# Problem description
Leave out the images and repeat the listing below without a single change.

——————

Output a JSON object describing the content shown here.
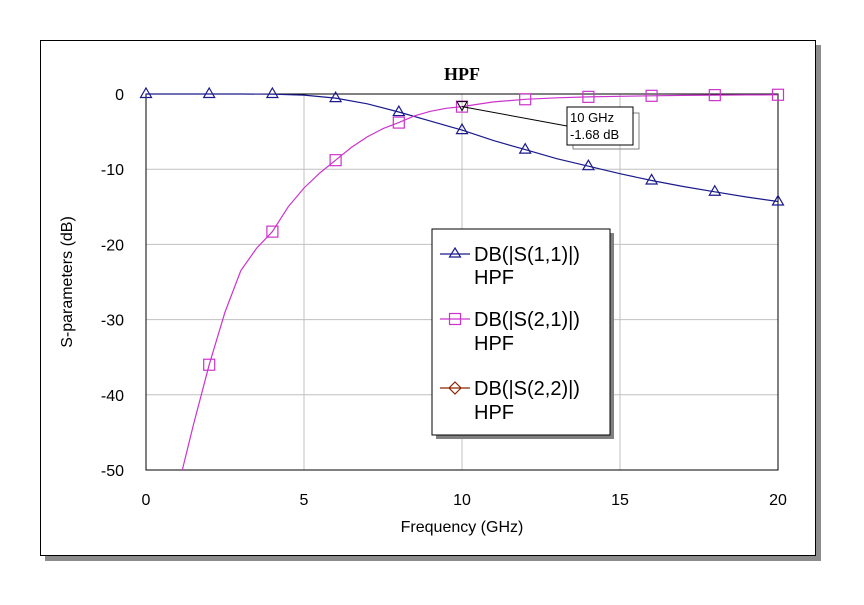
{
  "chart_data": {
    "type": "line",
    "title": "HPF",
    "xlabel": "Frequency (GHz)",
    "ylabel": "S-parameters (dB)",
    "xlim": [
      0,
      20
    ],
    "ylim": [
      -50,
      0
    ],
    "xticks": [
      "0",
      "5",
      "10",
      "15",
      "20"
    ],
    "yticks": [
      "0",
      "-10",
      "-20",
      "-30",
      "-40",
      "-50"
    ],
    "grid": true,
    "legend_position": "center-right",
    "series": [
      {
        "name": "DB(|S(1,1)|)",
        "name_line2": "HPF",
        "color": "#1a1a8c",
        "marker": "triangle",
        "x": [
          0,
          1,
          2,
          3,
          4,
          5,
          6,
          7,
          8,
          9,
          10,
          11,
          12,
          13,
          14,
          15,
          16,
          17,
          18,
          19,
          20
        ],
        "y": [
          0,
          0,
          0,
          0,
          -0.02,
          -0.15,
          -0.55,
          -1.3,
          -2.4,
          -3.6,
          -4.8,
          -6.2,
          -7.4,
          -8.6,
          -9.6,
          -10.6,
          -11.5,
          -12.3,
          -13.0,
          -13.7,
          -14.3
        ]
      },
      {
        "name": "DB(|S(2,1)|)",
        "name_line2": "HPF",
        "color": "#cc33cc",
        "marker": "square",
        "x": [
          1.15,
          1.5,
          2,
          2.5,
          3,
          3.5,
          4,
          4.5,
          5,
          5.5,
          6,
          6.5,
          7,
          7.5,
          8,
          8.5,
          9,
          9.5,
          10,
          11,
          12,
          13,
          14,
          15,
          16,
          17,
          18,
          19,
          20
        ],
        "y": [
          -50,
          -44,
          -36,
          -29,
          -23.5,
          -20.5,
          -18.3,
          -15,
          -12.5,
          -10.5,
          -8.8,
          -7.1,
          -5.7,
          -4.6,
          -3.8,
          -2.9,
          -2.3,
          -1.9,
          -1.68,
          -1.05,
          -0.7,
          -0.5,
          -0.38,
          -0.3,
          -0.24,
          -0.19,
          -0.15,
          -0.12,
          -0.1
        ]
      },
      {
        "name": "DB(|S(2,2)|)",
        "name_line2": "HPF",
        "color": "#8b2500",
        "marker": "diamond",
        "x": [],
        "y": []
      }
    ],
    "markers_s11": [
      [
        0,
        0
      ],
      [
        2,
        0
      ],
      [
        4,
        0
      ],
      [
        6,
        -0.55
      ],
      [
        8,
        -2.4
      ],
      [
        10,
        -4.8
      ],
      [
        12,
        -7.4
      ],
      [
        14,
        -9.6
      ],
      [
        16,
        -11.5
      ],
      [
        18,
        -13.0
      ],
      [
        20,
        -14.3
      ]
    ],
    "markers_s21": [
      [
        2,
        -36
      ],
      [
        4,
        -18.3
      ],
      [
        6,
        -8.8
      ],
      [
        8,
        -3.8
      ],
      [
        10,
        -1.68
      ],
      [
        12,
        -0.7
      ],
      [
        14,
        -0.38
      ],
      [
        16,
        -0.24
      ],
      [
        18,
        -0.15
      ],
      [
        20,
        -0.1
      ]
    ],
    "annotation": {
      "line1": "10 GHz",
      "line2": "-1.68 dB",
      "x": 10,
      "y": -1.68
    }
  }
}
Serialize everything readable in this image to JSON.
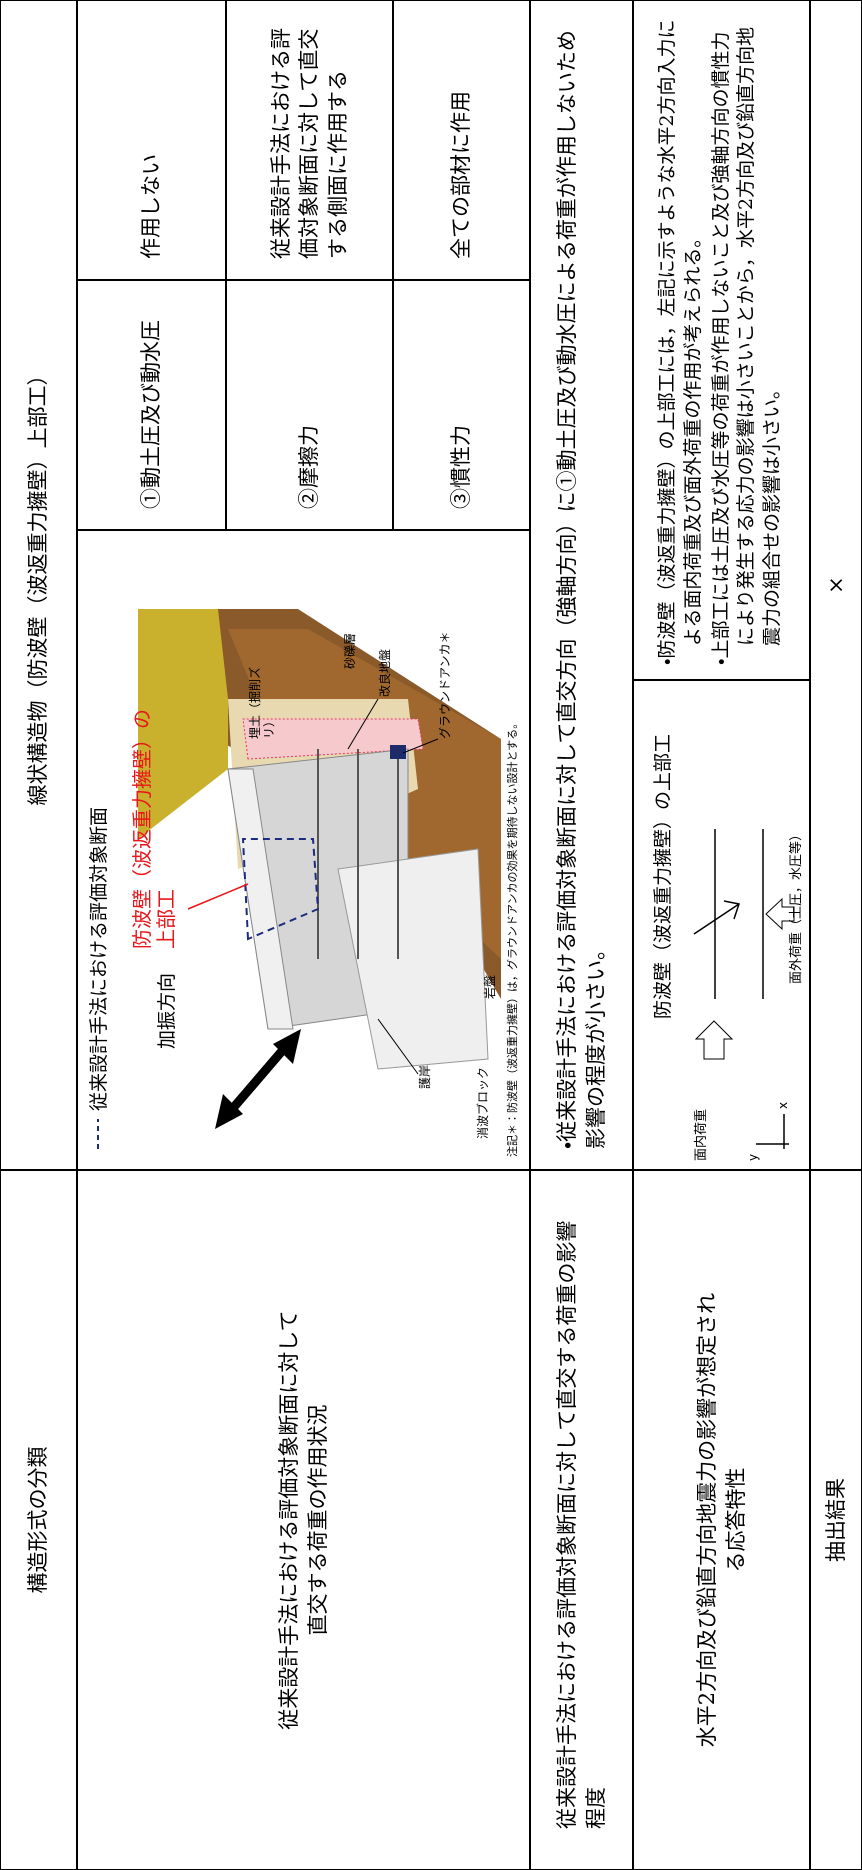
{
  "header": {
    "category_label": "構造形式の分類",
    "structure": "線状構造物（防波壁（波返重力擁壁）上部工）"
  },
  "action_row": {
    "label": "従来設計手法における評価対象断面に対して直交する荷重の作用状況",
    "figure": {
      "legend": "従来設計手法における評価対象断面",
      "shaking_direction": "加振方向",
      "target": "防波壁（波返重力擁壁）の上部工",
      "backfill": "埋土（掘削ズリ）",
      "gravel": "砂礫層",
      "improved_ground": "改良地盤",
      "anchor": "グラウンドアンカ＊",
      "revetment": "護岸",
      "wave_blocks": "消波ブロック",
      "bedrock": "岩盤",
      "note": "注記＊：防波壁（波返重力擁壁）は，グラウンドアンカの効果を期待しない設計とする。"
    },
    "loads": [
      {
        "name": "①動土圧及び動水圧",
        "action": "作用しない"
      },
      {
        "name": "②摩擦力",
        "action": "従来設計手法における評価対象断面に対して直交する側面に作用する"
      },
      {
        "name": "③慣性力",
        "action": "全ての部材に作用"
      }
    ]
  },
  "influence_row": {
    "label": "従来設計手法における評価対象断面に対して直交する荷重の影響程度",
    "text": "・従来設計手法における評価対象断面に対して直交方向（強軸方向）に①動土圧及び動水圧による荷重が作用しないため影響の程度が小さい。"
  },
  "response_row": {
    "label": "水平2方向及び鉛直方向地震力の影響が想定される応答特性",
    "figure": {
      "target": "防波壁（波返重力擁壁）の上部工",
      "in_plane": "面内荷重",
      "out_of_plane": "面外荷重（土圧，水圧等）",
      "axis_x": "x",
      "axis_y": "y"
    },
    "bullets": [
      "・防波壁（波返重力擁壁）の上部工には，左記に示すような水平2方向入力による面内荷重及び面外荷重の作用が考えられる。",
      "・上部工には土圧及び水圧等の荷重が作用しないこと及び強軸方向の慣性力により発生する応力の影響は小さいことから，水平2方向及び鉛直方向地震力の組合せの影響は小さい。"
    ]
  },
  "result_row": {
    "label": "抽出結果",
    "value": "×"
  }
}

——————

# Answer in full
Output a JSON object describing the content shown here.
{
  "chart_data": {
    "type": "line",
    "title": "HPF",
    "xlabel": "Frequency (GHz)",
    "ylabel": "S-parameters (dB)",
    "xlim": [
      0,
      20
    ],
    "ylim": [
      -50,
      0
    ],
    "xticks": [
      "0",
      "5",
      "10",
      "15",
      "20"
    ],
    "yticks": [
      "0",
      "-10",
      "-20",
      "-30",
      "-40",
      "-50"
    ],
    "grid": true,
    "legend_position": "center-right",
    "series": [
      {
        "name": "DB(|S(1,1)|)",
        "name_line2": "HPF",
        "color": "#1a1a8c",
        "marker": "triangle",
        "x": [
          0,
          1,
          2,
          3,
          4,
          5,
          6,
          7,
          8,
          9,
          10,
          11,
          12,
          13,
          14,
          15,
          16,
          17,
          18,
          19,
          20
        ],
        "y": [
          0,
          0,
          0,
          0,
          -0.02,
          -0.15,
          -0.55,
          -1.3,
          -2.4,
          -3.6,
          -4.8,
          -6.2,
          -7.4,
          -8.6,
          -9.6,
          -10.6,
          -11.5,
          -12.3,
          -13.0,
          -13.7,
          -14.3
        ]
      },
      {
        "name": "DB(|S(2,1)|)",
        "name_line2": "HPF",
        "color": "#cc33cc",
        "marker": "square",
        "x": [
          1.15,
          1.5,
          2,
          2.5,
          3,
          3.5,
          4,
          4.5,
          5,
          5.5,
          6,
          6.5,
          7,
          7.5,
          8,
          8.5,
          9,
          9.5,
          10,
          11,
          12,
          13,
          14,
          15,
          16,
          17,
          18,
          19,
          20
        ],
        "y": [
          -50,
          -44,
          -36,
          -29,
          -23.5,
          -20.5,
          -18.3,
          -15,
          -12.5,
          -10.5,
          -8.8,
          -7.1,
          -5.7,
          -4.6,
          -3.8,
          -2.9,
          -2.3,
          -1.9,
          -1.68,
          -1.05,
          -0.7,
          -0.5,
          -0.38,
          -0.3,
          -0.24,
          -0.19,
          -0.15,
          -0.12,
          -0.1
        ]
      },
      {
        "name": "DB(|S(2,2)|)",
        "name_line2": "HPF",
        "color": "#8b2500",
        "marker": "diamond",
        "x": [],
        "y": []
      }
    ],
    "markers_s11": [
      [
        0,
        0
      ],
      [
        2,
        0
      ],
      [
        4,
        0
      ],
      [
        6,
        -0.55
      ],
      [
        8,
        -2.4
      ],
      [
        10,
        -4.8
      ],
      [
        12,
        -7.4
      ],
      [
        14,
        -9.6
      ],
      [
        16,
        -11.5
      ],
      [
        18,
        -13.0
      ],
      [
        20,
        -14.3
      ]
    ],
    "markers_s21": [
      [
        2,
        -36
      ],
      [
        4,
        -18.3
      ],
      [
        6,
        -8.8
      ],
      [
        8,
        -3.8
      ],
      [
        10,
        -1.68
      ],
      [
        12,
        -0.7
      ],
      [
        14,
        -0.38
      ],
      [
        16,
        -0.24
      ],
      [
        18,
        -0.15
      ],
      [
        20,
        -0.1
      ]
    ],
    "annotation": {
      "line1": "10 GHz",
      "line2": "-1.68 dB",
      "x": 10,
      "y": -1.68
    }
  }
}
Serialize everything readable in this image to JSON.
{
  "header": {
    "category_label": "構造形式の分類",
    "structure": "線状構造物（防波壁（波返重力擁壁）上部工）"
  },
  "action_row": {
    "label": "従来設計手法における評価対象断面に対して直交する荷重の作用状況",
    "figure": {
      "legend": "従来設計手法における評価対象断面",
      "shaking_direction": "加振方向",
      "target": "防波壁（波返重力擁壁）の上部工",
      "backfill": "埋土（掘削ズリ）",
      "gravel": "砂礫層",
      "improved_ground": "改良地盤",
      "anchor": "グラウンドアンカ＊",
      "revetment": "護岸",
      "wave_blocks": "消波ブロック",
      "bedrock": "岩盤",
      "note": "注記＊：防波壁（波返重力擁壁）は，グラウンドアンカの効果を期待しない設計とする。"
    },
    "loads": [
      {
        "name": "①動土圧及び動水圧",
        "action": "作用しない"
      },
      {
        "name": "②摩擦力",
        "action": "従来設計手法における評価対象断面に対して直交する側面に作用する"
      },
      {
        "name": "③慣性力",
        "action": "全ての部材に作用"
      }
    ]
  },
  "influence_row": {
    "label": "従来設計手法における評価対象断面に対して直交する荷重の影響程度",
    "text": "・従来設計手法における評価対象断面に対して直交方向（強軸方向）に①動土圧及び動水圧による荷重が作用しないため影響の程度が小さい。"
  },
  "response_row": {
    "label": "水平2方向及び鉛直方向地震力の影響が想定される応答特性",
    "figure": {
      "target": "防波壁（波返重力擁壁）の上部工",
      "in_plane": "面内荷重",
      "out_of_plane": "面外荷重（土圧，水圧等）",
      "axis_x": "x",
      "axis_y": "y"
    },
    "bullets": [
      "・防波壁（波返重力擁壁）の上部工には，左記に示すような水平2方向入力による面内荷重及び面外荷重の作用が考えられる。",
      "・上部工には土圧及び水圧等の荷重が作用しないこと及び強軸方向の慣性力により発生する応力の影響は小さいことから，水平2方向及び鉛直方向地震力の組合せの影響は小さい。"
    ]
  },
  "result_row": {
    "label": "抽出結果",
    "value": "×"
  }
}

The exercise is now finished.